▶ [WRITTEN EXERCISE]: List all lines of the data that include the string "Кунаш".

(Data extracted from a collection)

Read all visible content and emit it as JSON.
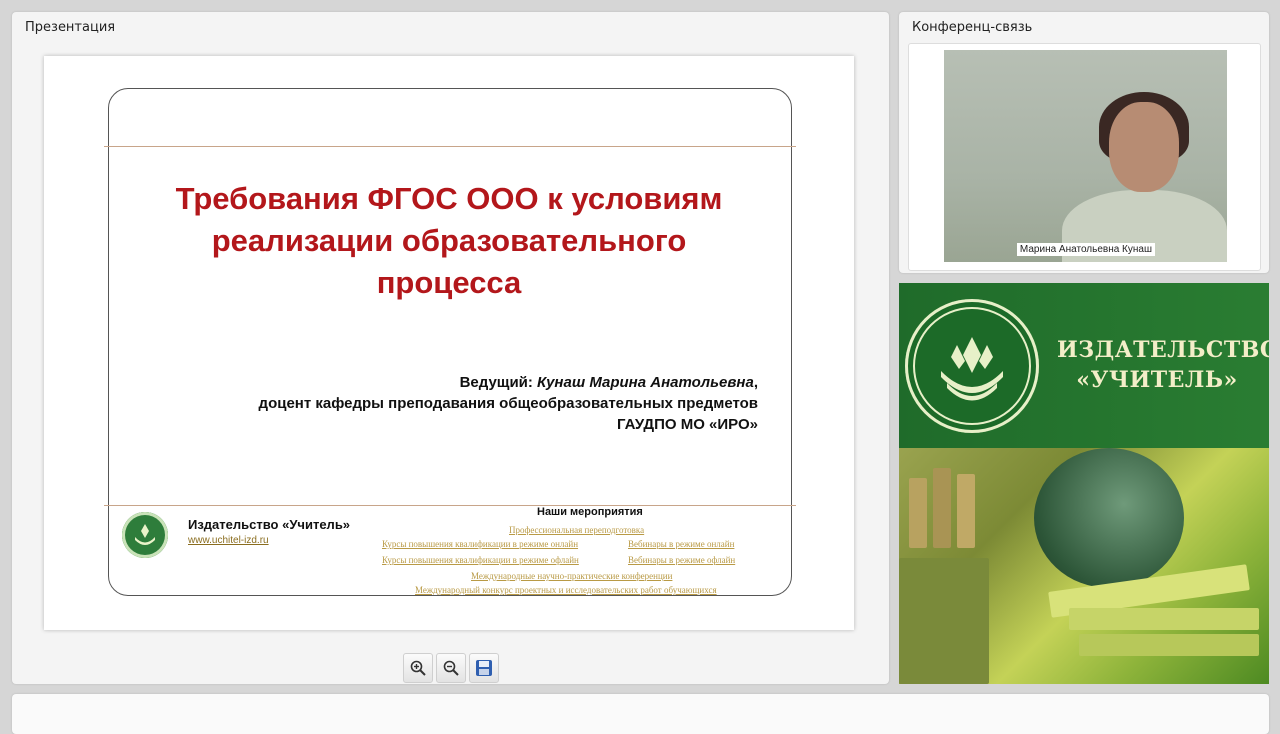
{
  "presentation": {
    "title": "Презентация",
    "slide": {
      "title_lines": [
        "Требования ФГОС ООО к условиям",
        "реализации образовательного",
        "процесса"
      ],
      "presenter_prefix": "Ведущий: ",
      "presenter_name": "Кунаш Марина Анатольевна",
      "presenter_comma": ",",
      "position": "доцент кафедры преподавания общеобразовательных предметов",
      "organization": "ГАУДПО МО «ИРО»",
      "publisher_name": "Издательство «Учитель»",
      "publisher_url": "www.uchitel-izd.ru",
      "events_title": "Наши мероприятия",
      "events": [
        "Профессиональная переподготовка",
        "Курсы повышения квалификации в режиме онлайн",
        "Вебинары в режиме онлайн",
        "Курсы повышения квалификации в режиме офлайн",
        "Вебинары в режиме офлайн",
        "Международные научно-практические конференции",
        "Международный конкурс проектных и исследовательских работ обучающихся"
      ]
    },
    "toolbar": [
      "zoom-in-icon",
      "zoom-out-icon",
      "save-icon"
    ]
  },
  "conference": {
    "title": "Конференц-связь",
    "participant_name": "Марина Анатольевна Кунаш"
  },
  "ad": {
    "line1": "ИЗДАТЕЛЬСТВО",
    "line2": "«УЧИТЕЛЬ»",
    "brand_green": "#1f6b2a",
    "text_color": "#f3eec8"
  },
  "colors": {
    "title_red": "#b3171b",
    "link_gold": "#b99a45"
  }
}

▶ [WRITTEN SOLUTION]:
      "presenter_name": "Кунаш Марина Анатольевна",
    "participant_name": "Марина Анатольевна Кунаш"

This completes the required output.